:: Task details ::
Copy, in full, each line of the material that holds the word "ffdddd".

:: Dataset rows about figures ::
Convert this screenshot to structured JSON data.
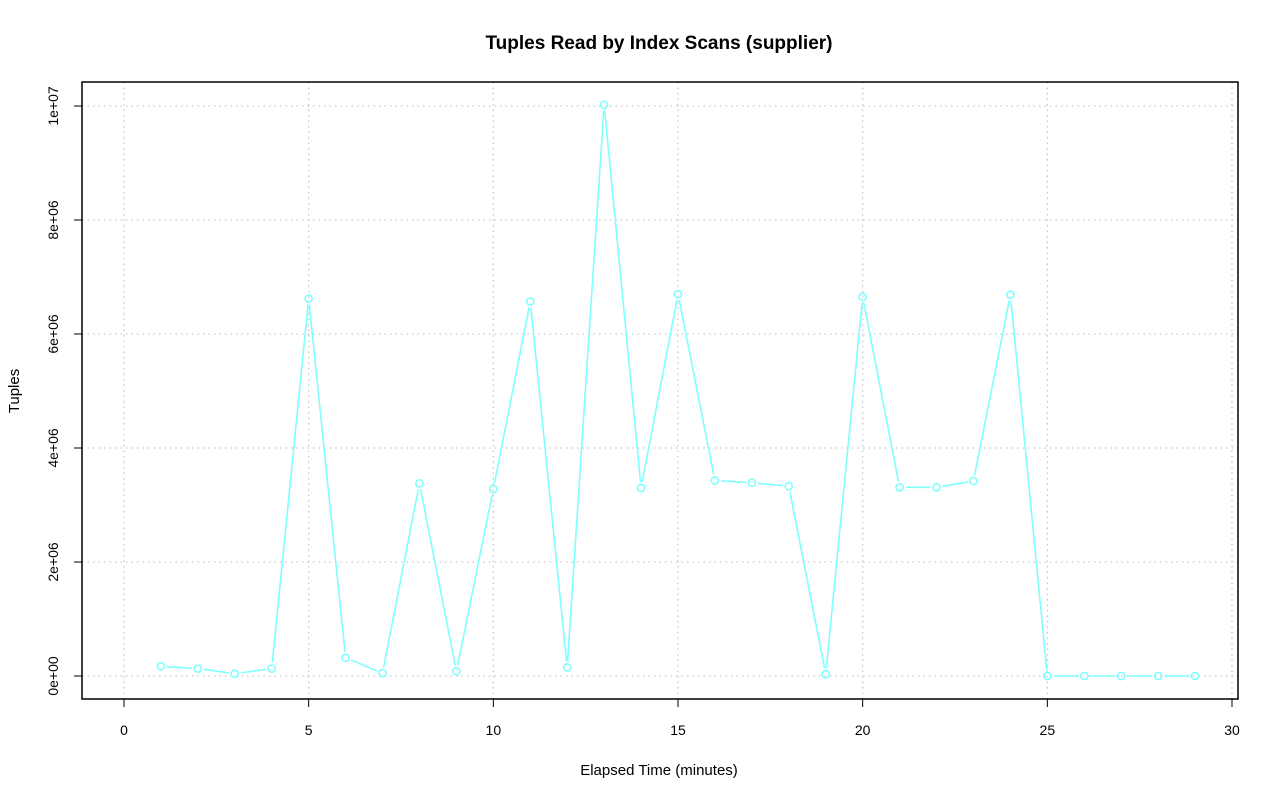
{
  "chart_data": {
    "type": "line",
    "title": "Tuples Read by Index Scans (supplier)",
    "xlabel": "Elapsed Time (minutes)",
    "ylabel": "Tuples",
    "xlim": [
      0,
      30
    ],
    "ylim": [
      0,
      10000000
    ],
    "x_ticks": [
      0,
      5,
      10,
      15,
      20,
      25,
      30
    ],
    "x_tick_labels": [
      "0",
      "5",
      "10",
      "15",
      "20",
      "25",
      "30"
    ],
    "y_ticks": [
      0,
      2000000,
      4000000,
      6000000,
      8000000,
      10000000
    ],
    "y_tick_labels": [
      "0e+00",
      "2e+06",
      "4e+06",
      "6e+06",
      "8e+06",
      "1e+07"
    ],
    "grid": true,
    "series": [
      {
        "color": "#7FFFFF",
        "x": [
          1,
          2,
          3,
          4,
          5,
          6,
          7,
          8,
          9,
          10,
          11,
          12,
          13,
          14,
          15,
          16,
          17,
          18,
          19,
          20,
          21,
          22,
          23,
          24,
          25,
          26,
          27,
          28,
          29
        ],
        "y": [
          170000,
          130000,
          40000,
          130000,
          6620000,
          320000,
          50000,
          3380000,
          80000,
          3280000,
          6570000,
          150000,
          10020000,
          3300000,
          6700000,
          3430000,
          3390000,
          3330000,
          30000,
          6650000,
          3310000,
          3310000,
          3420000,
          6690000,
          0,
          0,
          0,
          0,
          0
        ]
      }
    ]
  }
}
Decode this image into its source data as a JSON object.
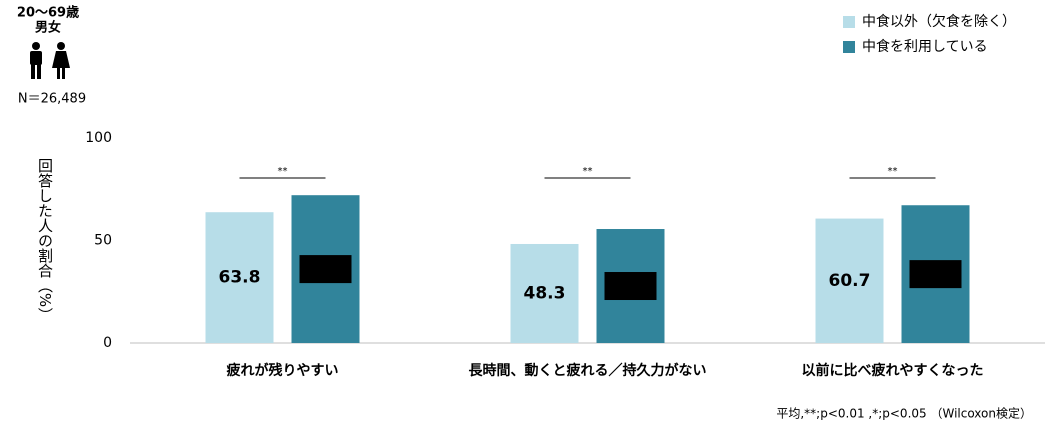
{
  "header": {
    "age": "20～69歳",
    "gender": "男女",
    "sample": "N＝26,489"
  },
  "chart_data": {
    "type": "bar",
    "y_label": "回答した人の割合（%）",
    "categories": [
      "疲れが残りやすい",
      "長時間、動くと疲れる／持久力がない",
      "以前に比べ疲れやすくなった"
    ],
    "series": [
      {
        "name": "中食以外（欠食を除く）",
        "color": "#b7dde8",
        "values": [
          63.8,
          48.3,
          60.7
        ]
      },
      {
        "name": "中食を利用している",
        "color": "#31849b",
        "values": [
          72.1,
          55.6,
          67.2
        ]
      }
    ],
    "significance": [
      "**",
      "**",
      "**"
    ],
    "ylim": [
      0,
      100
    ],
    "yticks": [
      0,
      50,
      100
    ],
    "grid": false,
    "legend": "top-right"
  },
  "footnote": "平均,**;p<0.01 ,*;p<0.05 （Wilcoxon検定）"
}
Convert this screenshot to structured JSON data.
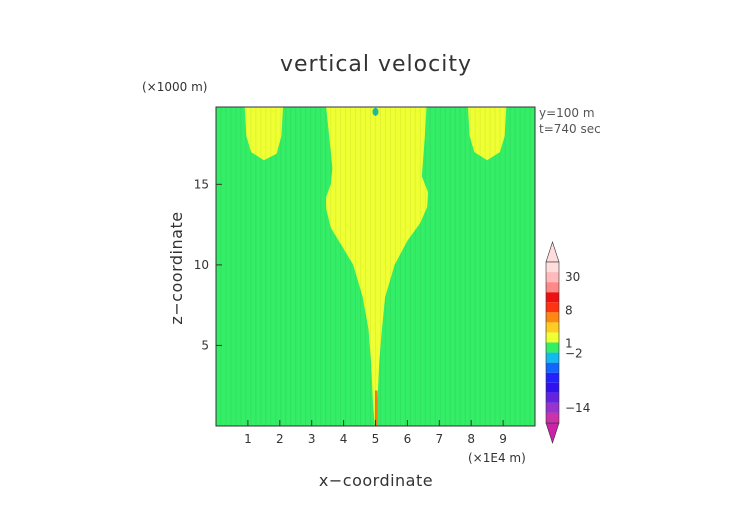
{
  "chart_data": {
    "type": "heatmap",
    "title": "vertical velocity",
    "xlabel": "x−coordinate",
    "ylabel": "z−coordinate",
    "x_unit": "(×1E4 m)",
    "y_unit": "(×1000 m)",
    "annotations": [
      "y=100 m",
      "t=740 sec"
    ],
    "xlim": [
      0,
      10
    ],
    "ylim": [
      0,
      19.8
    ],
    "x_ticks": [
      1,
      2,
      3,
      4,
      5,
      6,
      7,
      8,
      9
    ],
    "y_ticks": [
      5,
      10,
      15
    ],
    "background_region": {
      "description_value": "near-zero velocity",
      "color": "#33ee66"
    },
    "regions": [
      {
        "name": "central-plume",
        "color": "#eeff33",
        "outline": [
          [
            4.98,
            0
          ],
          [
            4.92,
            1.5
          ],
          [
            4.86,
            4
          ],
          [
            4.78,
            6
          ],
          [
            4.6,
            8
          ],
          [
            4.3,
            10
          ],
          [
            4.0,
            11
          ],
          [
            3.6,
            12.3
          ],
          [
            3.45,
            13.5
          ],
          [
            3.45,
            14.2
          ],
          [
            3.6,
            15
          ],
          [
            3.65,
            16
          ],
          [
            3.55,
            18
          ],
          [
            3.45,
            19.8
          ],
          [
            6.6,
            19.8
          ],
          [
            6.55,
            18
          ],
          [
            6.45,
            15.5
          ],
          [
            6.65,
            14.5
          ],
          [
            6.62,
            13.6
          ],
          [
            6.4,
            12.6
          ],
          [
            6.0,
            11.5
          ],
          [
            5.6,
            10
          ],
          [
            5.3,
            8
          ],
          [
            5.2,
            6
          ],
          [
            5.12,
            4
          ],
          [
            5.06,
            1.5
          ],
          [
            5.02,
            0
          ]
        ]
      },
      {
        "name": "upper-left-lobe",
        "color": "#eeff33",
        "outline": [
          [
            0.9,
            19.8
          ],
          [
            0.95,
            18
          ],
          [
            1.1,
            17
          ],
          [
            1.5,
            16.5
          ],
          [
            1.9,
            16.9
          ],
          [
            2.05,
            18
          ],
          [
            2.1,
            19.8
          ]
        ]
      },
      {
        "name": "upper-right-lobe",
        "color": "#eeff33",
        "outline": [
          [
            7.9,
            19.8
          ],
          [
            7.95,
            18
          ],
          [
            8.1,
            17
          ],
          [
            8.5,
            16.5
          ],
          [
            8.9,
            17
          ],
          [
            9.05,
            18
          ],
          [
            9.1,
            19.8
          ]
        ]
      }
    ],
    "colorbar": {
      "labels": [
        {
          "text": "30",
          "value": 30
        },
        {
          "text": "8",
          "value": 8
        },
        {
          "text": "1",
          "value": 1
        },
        {
          "text": "−2",
          "value": -2
        },
        {
          "text": "−14",
          "value": -14
        }
      ],
      "segments": [
        {
          "color": "#cc33aa"
        },
        {
          "color": "#9933cc"
        },
        {
          "color": "#6622dd"
        },
        {
          "color": "#3311ee"
        },
        {
          "color": "#2222ff"
        },
        {
          "color": "#1166ff"
        },
        {
          "color": "#11bbee"
        },
        {
          "color": "#33ee66"
        },
        {
          "color": "#eeff33"
        },
        {
          "color": "#ffcc22"
        },
        {
          "color": "#ff8811"
        },
        {
          "color": "#ff3311"
        },
        {
          "color": "#ee1111"
        },
        {
          "color": "#ff8888"
        },
        {
          "color": "#ffbbbb"
        },
        {
          "color": "#ffdddd"
        }
      ],
      "extend_min_color": "#cc22aa",
      "extend_max_color": "#ffdddd"
    }
  }
}
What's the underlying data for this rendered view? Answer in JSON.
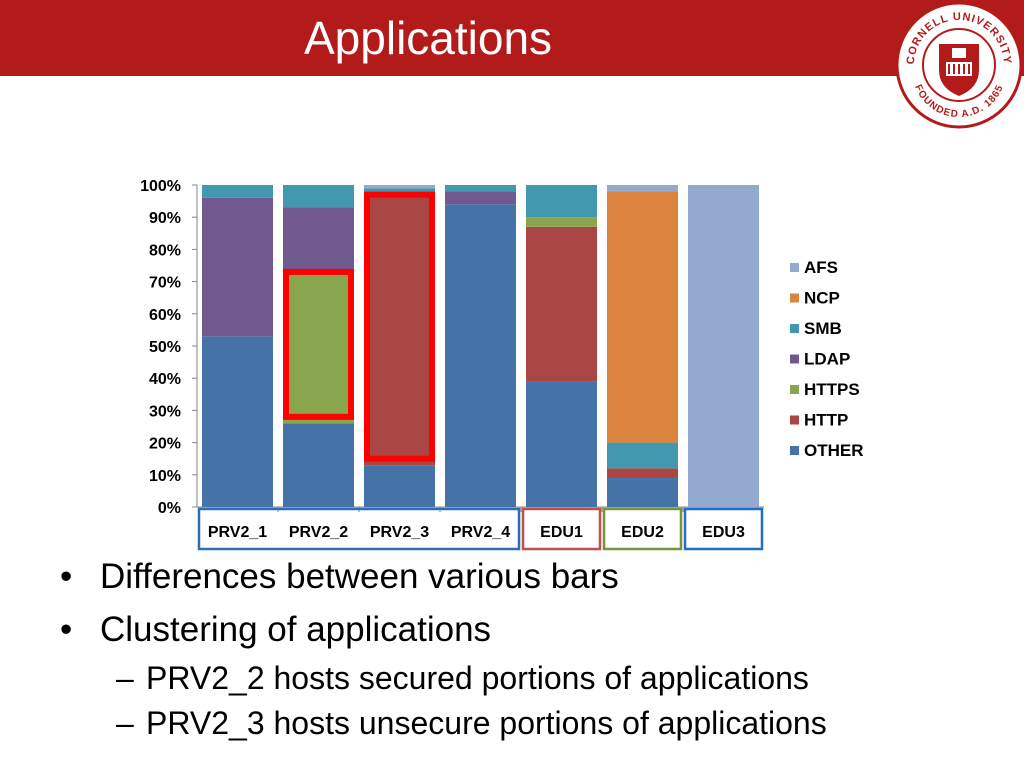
{
  "slide": {
    "title": "Applications",
    "bullets": [
      "Differences between various bars",
      "Clustering of applications"
    ],
    "sub_bullets": [
      "PRV2_2 hosts secured portions of applications",
      "PRV2_3 hosts unsecure portions of applications"
    ]
  },
  "logo": {
    "text_top": "CORNELL UNIVERSITY",
    "text_bottom": "FOUNDED A.D. 1865",
    "color": "#B31B1B"
  },
  "chart_data": {
    "type": "bar",
    "stacked": true,
    "categories": [
      "PRV2_1",
      "PRV2_2",
      "PRV2_3",
      "PRV2_4",
      "EDU1",
      "EDU2",
      "EDU3"
    ],
    "yticks": [
      "0%",
      "10%",
      "20%",
      "30%",
      "40%",
      "50%",
      "60%",
      "70%",
      "80%",
      "90%",
      "100%"
    ],
    "ylim": [
      0,
      100
    ],
    "legend_position": "right",
    "series": [
      {
        "name": "OTHER",
        "color": "#4572A7",
        "values": [
          53,
          26,
          13,
          94,
          39,
          9,
          0
        ]
      },
      {
        "name": "HTTP",
        "color": "#AA4643",
        "values": [
          0,
          0,
          84,
          0,
          48,
          3,
          0
        ]
      },
      {
        "name": "HTTPS",
        "color": "#89A54E",
        "values": [
          0,
          46,
          0,
          0,
          3,
          0,
          0
        ]
      },
      {
        "name": "LDAP",
        "color": "#71588F",
        "values": [
          43,
          21,
          1,
          4,
          0,
          0,
          0
        ]
      },
      {
        "name": "SMB",
        "color": "#4198AF",
        "values": [
          4,
          7,
          1,
          2,
          10,
          8,
          0
        ]
      },
      {
        "name": "NCP",
        "color": "#DB843D",
        "values": [
          0,
          0,
          0,
          0,
          0,
          78,
          0
        ]
      },
      {
        "name": "AFS",
        "color": "#93A9CF",
        "values": [
          0,
          0,
          1,
          0,
          0,
          2,
          100
        ]
      }
    ],
    "highlights": [
      {
        "category": "PRV2_2",
        "from": 28,
        "to": 73,
        "color": "#FF0000"
      },
      {
        "category": "PRV2_3",
        "from": 15,
        "to": 97,
        "color": "#FF0000"
      }
    ],
    "category_boxes": [
      {
        "categories": [
          "PRV2_1",
          "PRV2_2",
          "PRV2_3",
          "PRV2_4"
        ],
        "color": "#2E6DB4"
      },
      {
        "categories": [
          "EDU1"
        ],
        "color": "#C0504D"
      },
      {
        "categories": [
          "EDU2"
        ],
        "color": "#77933C"
      },
      {
        "categories": [
          "EDU3"
        ],
        "color": "#1F6FC5"
      }
    ]
  }
}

:: Exercise solution ::
          "color": "#ffdddd"
      "extend_max_color": "#ffdddd"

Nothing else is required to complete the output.